> GIVEN PROBLEM
Images excluded, repeat each entry below exactly.
─── RECORD EXTRACTS
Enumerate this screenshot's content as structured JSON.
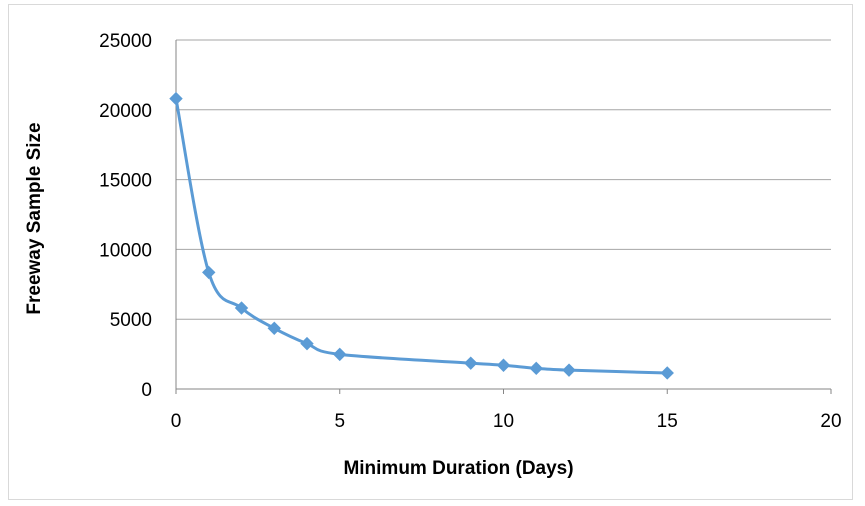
{
  "chart_data": {
    "type": "scatter",
    "title": "",
    "xlabel": "Minimum Duration (Days)",
    "ylabel": "Freeway Sample Size",
    "xlim": [
      0,
      20
    ],
    "ylim": [
      0,
      25000
    ],
    "x_ticks": [
      "0",
      "5",
      "10",
      "15",
      "20"
    ],
    "y_ticks": [
      "0",
      "5000",
      "10000",
      "15000",
      "20000",
      "25000"
    ],
    "grid": "horizontal",
    "legend": "none",
    "line": "smoothed",
    "series": [
      {
        "color": "#5b9bd5",
        "marker": "diamond",
        "x": [
          0,
          1,
          2,
          3,
          4,
          5,
          9,
          10,
          11,
          12,
          15
        ],
        "y": [
          20800,
          8350,
          5800,
          4350,
          3250,
          2480,
          1850,
          1700,
          1480,
          1350,
          1150
        ]
      }
    ]
  }
}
──────
> RESPONSE TO THE TASK
Enumerate this screenshot's content as structured JSON.
{
  "chart_data": {
    "type": "scatter",
    "title": "",
    "xlabel": "Minimum Duration (Days)",
    "ylabel": "Freeway Sample Size",
    "xlim": [
      0,
      20
    ],
    "ylim": [
      0,
      25000
    ],
    "x_ticks": [
      "0",
      "5",
      "10",
      "15",
      "20"
    ],
    "y_ticks": [
      "0",
      "5000",
      "10000",
      "15000",
      "20000",
      "25000"
    ],
    "grid": "horizontal",
    "legend": "none",
    "line": "smoothed",
    "series": [
      {
        "color": "#5b9bd5",
        "marker": "diamond",
        "x": [
          0,
          1,
          2,
          3,
          4,
          5,
          9,
          10,
          11,
          12,
          15
        ],
        "y": [
          20800,
          8350,
          5800,
          4350,
          3250,
          2480,
          1850,
          1700,
          1480,
          1350,
          1150
        ]
      }
    ]
  }
}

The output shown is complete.